**Stated exercise 1**
Answer these questions using the blueberry article:
(a) How long did the women in the trial consume the powder before the results were measured?
(b) Which three berries does it name as native to North America?
(c) In the Northern Hemisphere, which month is usually the peak of blueberry season?
**Stated exercise 2**
Continue the blueberry article from its final heading.

**Excerpted passage**

= = = =

Everything you need to know about summer’s favorite fruit…blueberries! Including types of blueberries, blueberry seasonality, health benefits of blueberries, and storage tips.
I decided on blueberries for this spotlight ingredient, not only because blueberries = summertime and sunshine, but because I read an interesting blurb about them in Food and Nutrition magazine.
In it, they reported the results of a placebo-controlled trial where women with high blood pressure were randomly assigned to consume either freeze-dried blueberry powder or a placebo powder. After 2 months, the women who consumed the blueberry powder had significantly lower blood pressure and significantly higher nitric oxide levels compared to when they began. No change was seen in the placebo group.
And what does all this gibberish mean? Higher nitric oxide = dilated blood vessels = less pressure on walls of blood vessels = good!
What kind of fruit are blueberries?
Blueberries are one of only three berries native to North America. They are blueberries, cranberries, and Concord grapes.
So what is a berry? It’s a fleshy fruit produced from a single flower with no barrier between seed and pulp. That’s the botanical definition anywho.
And interestingly enough, by this definition, strawberries are not berries, while bananas are. Things that make ya go hmmm.
When are blueberries in season?
In the Northern Hemisphere, blueberries are typically in season from late spring to mid-summer, depending on the variety and location, with peak season usually in July.
How to choose the perfect blueberries
When selecting blueberries, choose plump, firm berries with a dusty blue color and a silvery sheen, and avoid any with soft spots, bruises, or mold.
How Many Ounces in a Pint of Blueberries?

= = = =

**Data**
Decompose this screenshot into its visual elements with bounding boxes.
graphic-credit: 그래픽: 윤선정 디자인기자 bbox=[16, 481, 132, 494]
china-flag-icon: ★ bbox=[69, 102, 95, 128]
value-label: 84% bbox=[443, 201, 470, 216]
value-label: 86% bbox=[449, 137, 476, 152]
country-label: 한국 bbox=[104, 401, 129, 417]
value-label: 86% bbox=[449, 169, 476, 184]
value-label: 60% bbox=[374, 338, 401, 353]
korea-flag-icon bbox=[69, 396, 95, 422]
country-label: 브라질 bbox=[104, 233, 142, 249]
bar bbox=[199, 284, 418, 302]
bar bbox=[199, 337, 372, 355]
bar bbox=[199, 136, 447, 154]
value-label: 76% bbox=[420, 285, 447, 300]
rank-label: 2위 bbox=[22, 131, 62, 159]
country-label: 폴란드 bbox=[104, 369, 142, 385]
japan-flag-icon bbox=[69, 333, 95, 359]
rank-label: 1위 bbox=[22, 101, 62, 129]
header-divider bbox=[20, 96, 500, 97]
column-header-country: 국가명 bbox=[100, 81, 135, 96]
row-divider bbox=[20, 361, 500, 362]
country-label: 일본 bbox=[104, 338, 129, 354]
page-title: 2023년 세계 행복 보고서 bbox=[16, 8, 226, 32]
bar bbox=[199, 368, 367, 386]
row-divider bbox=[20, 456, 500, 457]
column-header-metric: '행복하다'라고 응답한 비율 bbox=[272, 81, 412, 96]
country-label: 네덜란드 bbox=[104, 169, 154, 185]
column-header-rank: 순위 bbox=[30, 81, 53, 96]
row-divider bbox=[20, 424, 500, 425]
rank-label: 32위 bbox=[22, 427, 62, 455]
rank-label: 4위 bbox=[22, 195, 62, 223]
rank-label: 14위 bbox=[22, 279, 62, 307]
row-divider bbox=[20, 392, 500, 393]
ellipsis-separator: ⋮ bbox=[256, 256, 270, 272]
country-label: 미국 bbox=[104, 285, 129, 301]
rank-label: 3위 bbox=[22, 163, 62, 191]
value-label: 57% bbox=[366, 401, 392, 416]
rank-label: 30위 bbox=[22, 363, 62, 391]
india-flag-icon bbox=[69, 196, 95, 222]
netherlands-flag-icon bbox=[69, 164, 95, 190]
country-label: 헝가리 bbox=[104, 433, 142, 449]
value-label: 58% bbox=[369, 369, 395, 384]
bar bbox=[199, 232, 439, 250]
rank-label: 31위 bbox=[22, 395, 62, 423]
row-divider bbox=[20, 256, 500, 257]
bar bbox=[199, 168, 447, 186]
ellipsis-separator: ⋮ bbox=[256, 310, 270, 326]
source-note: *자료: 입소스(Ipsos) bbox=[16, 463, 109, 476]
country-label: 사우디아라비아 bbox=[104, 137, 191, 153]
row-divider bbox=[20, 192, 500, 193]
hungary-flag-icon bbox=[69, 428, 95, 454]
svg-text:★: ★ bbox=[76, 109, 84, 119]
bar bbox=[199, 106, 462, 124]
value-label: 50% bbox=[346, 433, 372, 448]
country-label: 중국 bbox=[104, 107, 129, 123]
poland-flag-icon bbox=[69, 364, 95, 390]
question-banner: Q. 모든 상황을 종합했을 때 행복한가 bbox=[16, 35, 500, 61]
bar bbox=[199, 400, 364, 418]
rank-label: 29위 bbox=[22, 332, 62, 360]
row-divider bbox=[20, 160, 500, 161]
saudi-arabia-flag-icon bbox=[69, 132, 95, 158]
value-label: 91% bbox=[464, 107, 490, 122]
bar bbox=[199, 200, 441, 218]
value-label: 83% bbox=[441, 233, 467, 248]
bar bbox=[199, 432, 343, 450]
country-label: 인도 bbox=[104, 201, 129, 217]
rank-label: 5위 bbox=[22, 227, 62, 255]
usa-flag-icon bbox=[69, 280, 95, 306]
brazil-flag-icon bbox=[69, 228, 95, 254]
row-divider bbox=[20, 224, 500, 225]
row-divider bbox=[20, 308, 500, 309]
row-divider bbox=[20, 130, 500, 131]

= = = =

**Task response 1**
(a) 2 months.
(b) Blueberries, cranberries, and Concord grapes.
(c) July.

**Task response 2**
According to the USDA, the average pint of blueberries weighs 296g or about 10 ½ ounces. This conflicts with most cooking sites which use 12 ounces to a pint. So, we headed to the fridge and put them on the kitchen scale. We got 11 ½ ounces. Clearly there is some variation between blueberries. A pint of larger blueberries will likely weigh slightly less than their smaller cousins simply because there will be more space between berries in the measuring cup.
Types of blueberries
There aren’t actually a wide variety of blueberries available to the general consumer. Most types of blueberries that you’ll buy at the grocery are from the high bush plant. There are also low bush plants, which are the wild blueberries you may find carpeting patches of ground in the woods.
How to Store Blueberries
Store Fresh Blueberries: Store blueberries in the pint container they came in! Wash just before using, but not sooner. The waxy coating keeps in the berry’s moisture. Fresh blueberries should keep for 10 days.
How to Freeze Blueberries: Do not wash berries. Place in a single layer on a baking sheet and freeze, then transfer to an airtight container. Frozen blueberries are best cooked into a delicious blueberry recipe, as their texture will be slightly impacted by freezing!
Blueberry Nutrition Information
As with most blue fruits, blueberries are high in anthocyanin and antioxidants! Here is the nutrition information for blueberries (per 1 cup (148 g) fresh blueberries).
Calories: 85 calories
Blueberries are relatively low in calories, making them a healthy snack.
As with most fruits, blueberries are no low in carbohydrates.
Blueberries are a good source of fiber, and have 14% of your Daily Value (DV). This means that blueberries can can make you to feel full, helping you to eat less and lose weight.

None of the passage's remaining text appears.